>> start Exercise materials

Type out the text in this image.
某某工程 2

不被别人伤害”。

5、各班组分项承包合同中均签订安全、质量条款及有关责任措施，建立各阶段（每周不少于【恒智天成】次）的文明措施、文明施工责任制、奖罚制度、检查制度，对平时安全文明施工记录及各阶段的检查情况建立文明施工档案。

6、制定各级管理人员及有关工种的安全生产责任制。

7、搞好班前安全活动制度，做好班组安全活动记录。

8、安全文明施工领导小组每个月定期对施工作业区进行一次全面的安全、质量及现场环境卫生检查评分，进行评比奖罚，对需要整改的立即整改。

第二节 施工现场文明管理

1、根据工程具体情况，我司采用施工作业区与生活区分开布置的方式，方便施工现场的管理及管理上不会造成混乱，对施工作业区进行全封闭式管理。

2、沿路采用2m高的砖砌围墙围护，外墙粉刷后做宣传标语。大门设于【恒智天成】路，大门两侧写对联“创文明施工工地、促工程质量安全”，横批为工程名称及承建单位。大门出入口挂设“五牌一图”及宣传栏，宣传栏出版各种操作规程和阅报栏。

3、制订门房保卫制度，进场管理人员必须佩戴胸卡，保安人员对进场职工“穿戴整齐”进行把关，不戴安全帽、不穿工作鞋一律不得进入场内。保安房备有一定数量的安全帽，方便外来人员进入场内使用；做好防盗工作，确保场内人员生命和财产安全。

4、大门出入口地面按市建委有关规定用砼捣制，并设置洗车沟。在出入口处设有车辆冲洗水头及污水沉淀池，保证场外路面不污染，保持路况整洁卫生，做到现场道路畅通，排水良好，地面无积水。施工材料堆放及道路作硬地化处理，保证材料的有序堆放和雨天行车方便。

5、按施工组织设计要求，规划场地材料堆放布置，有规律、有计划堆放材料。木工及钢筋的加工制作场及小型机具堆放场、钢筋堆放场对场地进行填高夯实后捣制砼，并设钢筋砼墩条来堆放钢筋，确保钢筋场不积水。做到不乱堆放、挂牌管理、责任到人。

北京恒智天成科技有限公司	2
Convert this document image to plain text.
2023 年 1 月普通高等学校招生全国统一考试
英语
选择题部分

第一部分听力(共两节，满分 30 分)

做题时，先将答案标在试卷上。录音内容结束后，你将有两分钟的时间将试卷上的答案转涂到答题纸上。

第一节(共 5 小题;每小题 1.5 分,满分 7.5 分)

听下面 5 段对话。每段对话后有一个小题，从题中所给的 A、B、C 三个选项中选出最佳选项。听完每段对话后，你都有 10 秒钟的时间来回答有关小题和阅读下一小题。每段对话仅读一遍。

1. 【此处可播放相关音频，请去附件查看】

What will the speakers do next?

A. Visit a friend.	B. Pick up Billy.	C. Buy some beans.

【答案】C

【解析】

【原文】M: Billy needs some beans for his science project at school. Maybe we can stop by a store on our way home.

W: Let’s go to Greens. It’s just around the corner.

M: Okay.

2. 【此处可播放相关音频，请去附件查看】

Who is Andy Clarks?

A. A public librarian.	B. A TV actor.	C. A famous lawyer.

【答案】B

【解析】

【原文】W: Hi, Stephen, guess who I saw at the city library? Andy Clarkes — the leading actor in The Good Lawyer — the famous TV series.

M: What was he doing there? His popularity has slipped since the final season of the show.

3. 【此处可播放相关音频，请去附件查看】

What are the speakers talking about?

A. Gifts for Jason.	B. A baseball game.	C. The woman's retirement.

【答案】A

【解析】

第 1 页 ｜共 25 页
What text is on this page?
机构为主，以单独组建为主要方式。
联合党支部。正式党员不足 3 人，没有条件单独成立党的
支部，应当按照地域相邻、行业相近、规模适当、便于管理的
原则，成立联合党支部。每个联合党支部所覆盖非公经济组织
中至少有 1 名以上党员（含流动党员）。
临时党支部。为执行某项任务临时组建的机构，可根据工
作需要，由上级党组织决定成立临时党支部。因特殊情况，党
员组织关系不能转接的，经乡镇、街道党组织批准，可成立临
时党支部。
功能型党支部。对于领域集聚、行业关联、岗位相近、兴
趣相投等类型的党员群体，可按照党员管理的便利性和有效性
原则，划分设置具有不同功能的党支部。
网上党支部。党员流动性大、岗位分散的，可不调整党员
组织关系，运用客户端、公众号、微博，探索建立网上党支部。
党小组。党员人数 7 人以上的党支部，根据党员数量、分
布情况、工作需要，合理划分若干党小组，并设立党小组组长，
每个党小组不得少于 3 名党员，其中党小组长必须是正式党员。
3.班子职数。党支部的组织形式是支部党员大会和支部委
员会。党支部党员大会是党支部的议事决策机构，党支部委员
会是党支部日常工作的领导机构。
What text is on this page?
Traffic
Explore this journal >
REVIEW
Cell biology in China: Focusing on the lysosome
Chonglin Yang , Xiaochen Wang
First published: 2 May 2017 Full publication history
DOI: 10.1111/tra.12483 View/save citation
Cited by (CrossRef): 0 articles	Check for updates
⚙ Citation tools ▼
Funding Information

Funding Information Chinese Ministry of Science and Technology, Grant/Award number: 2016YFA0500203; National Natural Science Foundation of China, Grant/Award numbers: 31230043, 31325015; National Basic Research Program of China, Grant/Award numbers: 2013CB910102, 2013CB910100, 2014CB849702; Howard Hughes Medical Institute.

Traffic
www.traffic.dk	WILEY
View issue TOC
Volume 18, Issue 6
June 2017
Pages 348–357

>> end Exercise materials

- **Directions**
Reproduce the entries above exactly.

- **Response**
Type out the text in this image.
某某工程 2

不被别人伤害”。

5、各班组分项承包合同中均签订安全、质量条款及有关责任措施，建立各阶段（每周不少于【恒智天成】次）的文明措施、文明施工责任制、奖罚制度、检查制度，对平时安全文明施工记录及各阶段的检查情况建立文明施工档案。

6、制定各级管理人员及有关工种的安全生产责任制。

7、搞好班前安全活动制度，做好班组安全活动记录。

8、安全文明施工领导小组每个月定期对施工作业区进行一次全面的安全、质量及现场环境卫生检查评分，进行评比奖罚，对需要整改的立即整改。

第二节 施工现场文明管理

1、根据工程具体情况，我司采用施工作业区与生活区分开布置的方式，方便施工现场的管理及管理上不会造成混乱，对施工作业区进行全封闭式管理。

2、沿路采用2m高的砖砌围墙围护，外墙粉刷后做宣传标语。大门设于【恒智天成】路，大门两侧写对联“创文明施工工地、促工程质量安全”，横批为工程名称及承建单位。大门出入口挂设“五牌一图”及宣传栏，宣传栏出版各种操作规程和阅报栏。

3、制订门房保卫制度，进场管理人员必须佩戴胸卡，保安人员对进场职工“穿戴整齐”进行把关，不戴安全帽、不穿工作鞋一律不得进入场内。保安房备有一定数量的安全帽，方便外来人员进入场内使用；做好防盗工作，确保场内人员生命和财产安全。

4、大门出入口地面按市建委有关规定用砼捣制，并设置洗车沟。在出入口处设有车辆冲洗水头及污水沉淀池，保证场外路面不污染，保持路况整洁卫生，做到现场道路畅通，排水良好，地面无积水。施工材料堆放及道路作硬地化处理，保证材料的有序堆放和雨天行车方便。

5、按施工组织设计要求，规划场地材料堆放布置，有规律、有计划堆放材料。木工及钢筋的加工制作场及小型机具堆放场、钢筋堆放场对场地进行填高夯实后捣制砼，并设钢筋砼墩条来堆放钢筋，确保钢筋场不积水。做到不乱堆放、挂牌管理、责任到人。

北京恒智天成科技有限公司	2
Convert this document image to plain text.
2023 年 1 月普通高等学校招生全国统一考试
英语
选择题部分

第一部分听力(共两节，满分 30 分)

做题时，先将答案标在试卷上。录音内容结束后，你将有两分钟的时间将试卷上的答案转涂到答题纸上。

第一节(共 5 小题;每小题 1.5 分,满分 7.5 分)

听下面 5 段对话。每段对话后有一个小题，从题中所给的 A、B、C 三个选项中选出最佳选项。听完每段对话后，你都有 10 秒钟的时间来回答有关小题和阅读下一小题。每段对话仅读一遍。

1. 【此处可播放相关音频，请去附件查看】

What will the speakers do next?

A. Visit a friend.	B. Pick up Billy.	C. Buy some beans.

【答案】C

【解析】

【原文】M: Billy needs some beans for his science project at school. Maybe we can stop by a store on our way home.

W: Let’s go to Greens. It’s just around the corner.

M: Okay.

2. 【此处可播放相关音频，请去附件查看】

Who is Andy Clarks?

A. A public librarian.	B. A TV actor.	C. A famous lawyer.

【答案】B

【解析】

【原文】W: Hi, Stephen, guess who I saw at the city library? Andy Clarkes — the leading actor in The Good Lawyer — the famous TV series.

M: What was he doing there? His popularity has slipped since the final season of the show.

3. 【此处可播放相关音频，请去附件查看】

What are the speakers talking about?

A. Gifts for Jason.	B. A baseball game.	C. The woman's retirement.

【答案】A

【解析】

第 1 页 ｜共 25 页
What text is on this page?
机构为主，以单独组建为主要方式。
联合党支部。正式党员不足 3 人，没有条件单独成立党的
支部，应当按照地域相邻、行业相近、规模适当、便于管理的
原则，成立联合党支部。每个联合党支部所覆盖非公经济组织
中至少有 1 名以上党员（含流动党员）。
临时党支部。为执行某项任务临时组建的机构，可根据工
作需要，由上级党组织决定成立临时党支部。因特殊情况，党
员组织关系不能转接的，经乡镇、街道党组织批准，可成立临
时党支部。
功能型党支部。对于领域集聚、行业关联、岗位相近、兴
趣相投等类型的党员群体，可按照党员管理的便利性和有效性
原则，划分设置具有不同功能的党支部。
网上党支部。党员流动性大、岗位分散的，可不调整党员
组织关系，运用客户端、公众号、微博，探索建立网上党支部。
党小组。党员人数 7 人以上的党支部，根据党员数量、分
布情况、工作需要，合理划分若干党小组，并设立党小组组长，
每个党小组不得少于 3 名党员，其中党小组长必须是正式党员。
3.班子职数。党支部的组织形式是支部党员大会和支部委
员会。党支部党员大会是党支部的议事决策机构，党支部委员
会是党支部日常工作的领导机构。
What text is on this page?
Traffic
Explore this journal >
REVIEW
Cell biology in China: Focusing on the lysosome
Chonglin Yang , Xiaochen Wang
First published: 2 May 2017 Full publication history
DOI: 10.1111/tra.12483 View/save citation
Cited by (CrossRef): 0 articles	Check for updates
⚙ Citation tools ▼
Funding Information

Funding Information Chinese Ministry of Science and Technology, Grant/Award number: 2016YFA0500203; National Natural Science Foundation of China, Grant/Award numbers: 31230043, 31325015; National Basic Research Program of China, Grant/Award numbers: 2013CB910102, 2013CB910100, 2014CB849702; Howard Hughes Medical Institute.

Traffic
www.traffic.dk	WILEY
View issue TOC
Volume 18, Issue 6
June 2017
Pages 348–357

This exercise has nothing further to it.